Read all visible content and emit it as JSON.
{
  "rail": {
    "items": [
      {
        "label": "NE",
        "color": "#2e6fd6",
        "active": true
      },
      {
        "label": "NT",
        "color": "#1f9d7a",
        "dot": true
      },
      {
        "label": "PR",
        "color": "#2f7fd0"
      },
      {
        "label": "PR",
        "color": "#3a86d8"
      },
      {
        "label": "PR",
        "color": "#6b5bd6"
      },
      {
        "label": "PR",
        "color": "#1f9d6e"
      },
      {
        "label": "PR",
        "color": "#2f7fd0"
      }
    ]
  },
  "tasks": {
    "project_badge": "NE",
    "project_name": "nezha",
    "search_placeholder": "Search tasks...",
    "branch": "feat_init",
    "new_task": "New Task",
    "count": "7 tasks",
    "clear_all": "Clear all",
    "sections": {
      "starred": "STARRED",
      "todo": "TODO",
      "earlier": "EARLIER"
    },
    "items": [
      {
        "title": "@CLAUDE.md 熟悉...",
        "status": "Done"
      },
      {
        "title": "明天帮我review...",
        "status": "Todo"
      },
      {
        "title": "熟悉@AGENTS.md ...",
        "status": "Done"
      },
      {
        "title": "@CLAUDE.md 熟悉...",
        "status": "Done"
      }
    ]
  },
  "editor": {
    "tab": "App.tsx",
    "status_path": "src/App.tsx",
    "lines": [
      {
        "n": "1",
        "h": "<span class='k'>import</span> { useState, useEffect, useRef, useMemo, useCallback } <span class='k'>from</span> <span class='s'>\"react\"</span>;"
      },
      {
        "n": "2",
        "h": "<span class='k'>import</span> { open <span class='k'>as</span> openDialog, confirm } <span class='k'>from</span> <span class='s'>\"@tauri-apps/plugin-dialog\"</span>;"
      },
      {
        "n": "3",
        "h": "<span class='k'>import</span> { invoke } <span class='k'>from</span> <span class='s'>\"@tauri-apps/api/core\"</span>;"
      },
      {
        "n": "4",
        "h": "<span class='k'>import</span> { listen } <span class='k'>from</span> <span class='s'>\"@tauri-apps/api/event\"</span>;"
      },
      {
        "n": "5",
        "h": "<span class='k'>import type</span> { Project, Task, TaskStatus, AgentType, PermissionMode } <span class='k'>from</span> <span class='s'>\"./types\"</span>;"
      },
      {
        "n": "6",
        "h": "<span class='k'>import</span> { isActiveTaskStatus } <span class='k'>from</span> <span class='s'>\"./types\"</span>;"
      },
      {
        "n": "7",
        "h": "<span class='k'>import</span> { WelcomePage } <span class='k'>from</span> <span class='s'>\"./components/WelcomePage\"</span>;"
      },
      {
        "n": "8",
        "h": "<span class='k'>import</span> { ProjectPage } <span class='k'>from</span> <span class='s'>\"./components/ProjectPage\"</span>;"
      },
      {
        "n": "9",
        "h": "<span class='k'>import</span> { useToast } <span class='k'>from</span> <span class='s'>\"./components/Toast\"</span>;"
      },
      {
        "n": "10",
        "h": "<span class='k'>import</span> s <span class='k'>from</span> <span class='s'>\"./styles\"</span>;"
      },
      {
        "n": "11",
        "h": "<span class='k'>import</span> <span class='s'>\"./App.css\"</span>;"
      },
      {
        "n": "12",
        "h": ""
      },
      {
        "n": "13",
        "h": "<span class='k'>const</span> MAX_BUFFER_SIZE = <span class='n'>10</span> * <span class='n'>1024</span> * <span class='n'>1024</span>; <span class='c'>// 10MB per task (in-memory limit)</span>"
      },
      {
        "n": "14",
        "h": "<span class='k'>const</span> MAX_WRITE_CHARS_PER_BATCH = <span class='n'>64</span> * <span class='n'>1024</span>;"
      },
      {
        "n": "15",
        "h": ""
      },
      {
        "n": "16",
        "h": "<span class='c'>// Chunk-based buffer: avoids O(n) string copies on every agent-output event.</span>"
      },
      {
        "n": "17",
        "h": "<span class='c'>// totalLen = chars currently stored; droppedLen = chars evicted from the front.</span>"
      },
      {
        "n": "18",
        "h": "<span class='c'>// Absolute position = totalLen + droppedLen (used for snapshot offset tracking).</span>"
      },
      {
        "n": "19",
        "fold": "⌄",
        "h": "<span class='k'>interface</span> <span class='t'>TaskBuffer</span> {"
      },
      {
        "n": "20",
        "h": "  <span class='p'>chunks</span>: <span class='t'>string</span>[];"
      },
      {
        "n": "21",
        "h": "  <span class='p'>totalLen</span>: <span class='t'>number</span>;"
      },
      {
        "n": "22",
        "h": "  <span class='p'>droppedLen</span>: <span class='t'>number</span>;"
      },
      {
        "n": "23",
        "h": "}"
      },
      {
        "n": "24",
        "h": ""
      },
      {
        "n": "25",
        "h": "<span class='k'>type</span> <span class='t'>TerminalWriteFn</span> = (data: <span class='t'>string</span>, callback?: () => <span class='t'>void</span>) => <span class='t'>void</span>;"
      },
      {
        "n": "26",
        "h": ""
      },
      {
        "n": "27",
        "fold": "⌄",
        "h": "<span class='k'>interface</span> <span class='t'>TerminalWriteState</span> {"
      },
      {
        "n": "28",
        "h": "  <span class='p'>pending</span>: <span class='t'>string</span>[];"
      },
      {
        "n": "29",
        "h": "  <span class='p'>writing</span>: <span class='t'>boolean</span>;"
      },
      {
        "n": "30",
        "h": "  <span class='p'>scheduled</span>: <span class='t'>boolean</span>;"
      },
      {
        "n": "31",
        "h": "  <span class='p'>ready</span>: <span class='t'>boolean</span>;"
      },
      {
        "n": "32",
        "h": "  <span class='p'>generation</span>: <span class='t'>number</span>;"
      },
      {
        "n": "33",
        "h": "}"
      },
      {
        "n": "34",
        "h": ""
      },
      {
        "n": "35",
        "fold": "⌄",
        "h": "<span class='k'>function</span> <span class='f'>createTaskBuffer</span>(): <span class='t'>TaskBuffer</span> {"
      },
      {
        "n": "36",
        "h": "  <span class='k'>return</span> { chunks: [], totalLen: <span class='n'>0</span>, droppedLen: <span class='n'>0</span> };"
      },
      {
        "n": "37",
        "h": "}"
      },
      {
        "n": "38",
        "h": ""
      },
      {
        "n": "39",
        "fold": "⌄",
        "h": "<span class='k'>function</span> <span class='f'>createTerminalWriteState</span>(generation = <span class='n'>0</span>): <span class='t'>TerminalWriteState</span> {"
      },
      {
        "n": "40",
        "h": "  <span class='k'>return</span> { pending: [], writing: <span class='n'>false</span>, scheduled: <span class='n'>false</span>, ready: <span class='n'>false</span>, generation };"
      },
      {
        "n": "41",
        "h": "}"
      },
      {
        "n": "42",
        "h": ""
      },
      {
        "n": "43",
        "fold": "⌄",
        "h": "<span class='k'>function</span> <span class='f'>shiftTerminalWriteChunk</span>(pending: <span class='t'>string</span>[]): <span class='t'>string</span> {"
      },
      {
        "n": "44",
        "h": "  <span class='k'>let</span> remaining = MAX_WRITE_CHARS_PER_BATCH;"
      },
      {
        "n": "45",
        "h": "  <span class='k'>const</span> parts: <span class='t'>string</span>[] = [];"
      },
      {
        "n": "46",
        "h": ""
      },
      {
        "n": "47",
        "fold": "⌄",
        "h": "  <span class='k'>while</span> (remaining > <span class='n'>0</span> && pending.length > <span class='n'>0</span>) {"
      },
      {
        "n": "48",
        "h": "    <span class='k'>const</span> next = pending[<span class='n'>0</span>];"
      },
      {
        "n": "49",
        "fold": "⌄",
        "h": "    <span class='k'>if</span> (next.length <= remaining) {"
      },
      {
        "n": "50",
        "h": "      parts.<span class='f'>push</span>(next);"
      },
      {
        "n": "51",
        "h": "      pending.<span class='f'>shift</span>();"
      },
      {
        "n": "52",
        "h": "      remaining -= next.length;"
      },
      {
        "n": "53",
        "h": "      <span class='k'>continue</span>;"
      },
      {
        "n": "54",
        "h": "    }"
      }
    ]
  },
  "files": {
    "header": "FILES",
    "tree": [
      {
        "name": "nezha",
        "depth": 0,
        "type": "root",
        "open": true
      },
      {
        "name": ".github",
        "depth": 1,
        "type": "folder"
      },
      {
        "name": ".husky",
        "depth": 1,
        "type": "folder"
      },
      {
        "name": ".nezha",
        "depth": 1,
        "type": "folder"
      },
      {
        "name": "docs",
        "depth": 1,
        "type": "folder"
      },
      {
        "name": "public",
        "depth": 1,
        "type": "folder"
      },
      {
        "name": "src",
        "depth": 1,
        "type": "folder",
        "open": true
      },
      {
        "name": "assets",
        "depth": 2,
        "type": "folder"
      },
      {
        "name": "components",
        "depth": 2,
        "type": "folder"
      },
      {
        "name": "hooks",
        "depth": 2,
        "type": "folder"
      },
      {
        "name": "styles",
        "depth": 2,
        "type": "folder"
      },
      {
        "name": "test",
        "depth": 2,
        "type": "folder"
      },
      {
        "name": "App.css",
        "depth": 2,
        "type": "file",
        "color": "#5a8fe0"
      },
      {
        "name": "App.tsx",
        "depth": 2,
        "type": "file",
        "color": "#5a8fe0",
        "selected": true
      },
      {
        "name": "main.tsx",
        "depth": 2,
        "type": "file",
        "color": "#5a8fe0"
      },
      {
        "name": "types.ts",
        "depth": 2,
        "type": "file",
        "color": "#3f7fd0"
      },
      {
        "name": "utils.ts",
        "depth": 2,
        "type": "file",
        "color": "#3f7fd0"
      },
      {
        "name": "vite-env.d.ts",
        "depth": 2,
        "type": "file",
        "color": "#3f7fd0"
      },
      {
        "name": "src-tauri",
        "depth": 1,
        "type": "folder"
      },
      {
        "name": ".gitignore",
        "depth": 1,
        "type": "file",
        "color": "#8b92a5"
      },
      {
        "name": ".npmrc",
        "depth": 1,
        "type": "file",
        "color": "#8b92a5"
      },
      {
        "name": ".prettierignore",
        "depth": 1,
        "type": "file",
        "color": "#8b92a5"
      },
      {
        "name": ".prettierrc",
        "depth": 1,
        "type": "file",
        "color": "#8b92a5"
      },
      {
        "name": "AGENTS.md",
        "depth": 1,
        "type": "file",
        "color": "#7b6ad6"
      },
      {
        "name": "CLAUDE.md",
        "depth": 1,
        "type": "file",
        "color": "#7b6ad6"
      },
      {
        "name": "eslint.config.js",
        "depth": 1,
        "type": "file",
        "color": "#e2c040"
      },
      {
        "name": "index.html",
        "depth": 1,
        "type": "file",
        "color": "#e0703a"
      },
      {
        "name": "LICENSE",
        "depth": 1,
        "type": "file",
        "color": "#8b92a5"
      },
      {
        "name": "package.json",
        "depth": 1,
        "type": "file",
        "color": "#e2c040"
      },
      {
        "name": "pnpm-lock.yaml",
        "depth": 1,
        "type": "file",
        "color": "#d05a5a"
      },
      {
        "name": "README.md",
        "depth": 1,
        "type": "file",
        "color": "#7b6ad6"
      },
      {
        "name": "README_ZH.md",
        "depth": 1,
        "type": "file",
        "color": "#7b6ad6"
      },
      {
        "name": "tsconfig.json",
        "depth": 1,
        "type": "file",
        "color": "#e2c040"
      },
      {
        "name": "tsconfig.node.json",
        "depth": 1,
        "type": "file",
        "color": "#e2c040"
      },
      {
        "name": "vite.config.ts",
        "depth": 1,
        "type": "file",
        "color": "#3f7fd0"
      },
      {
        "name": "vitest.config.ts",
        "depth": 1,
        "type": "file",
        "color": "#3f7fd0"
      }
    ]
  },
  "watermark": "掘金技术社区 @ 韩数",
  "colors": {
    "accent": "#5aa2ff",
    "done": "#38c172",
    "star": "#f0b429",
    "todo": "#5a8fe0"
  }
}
==
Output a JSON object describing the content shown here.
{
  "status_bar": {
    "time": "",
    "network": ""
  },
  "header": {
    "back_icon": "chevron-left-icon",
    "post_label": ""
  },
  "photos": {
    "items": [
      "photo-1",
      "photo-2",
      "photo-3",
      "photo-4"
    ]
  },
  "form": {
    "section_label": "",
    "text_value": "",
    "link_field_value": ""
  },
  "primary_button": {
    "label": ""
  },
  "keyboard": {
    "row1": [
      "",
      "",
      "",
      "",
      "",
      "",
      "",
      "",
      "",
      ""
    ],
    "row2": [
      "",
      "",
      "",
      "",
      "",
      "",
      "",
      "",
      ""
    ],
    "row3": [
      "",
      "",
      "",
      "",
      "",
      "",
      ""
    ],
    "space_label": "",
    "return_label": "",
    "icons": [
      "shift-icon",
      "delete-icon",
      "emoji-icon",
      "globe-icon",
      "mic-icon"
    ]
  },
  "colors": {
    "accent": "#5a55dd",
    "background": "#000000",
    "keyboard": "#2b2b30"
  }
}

### To be done
Report only how many lines in the entries contain "tauri".

### Solution
4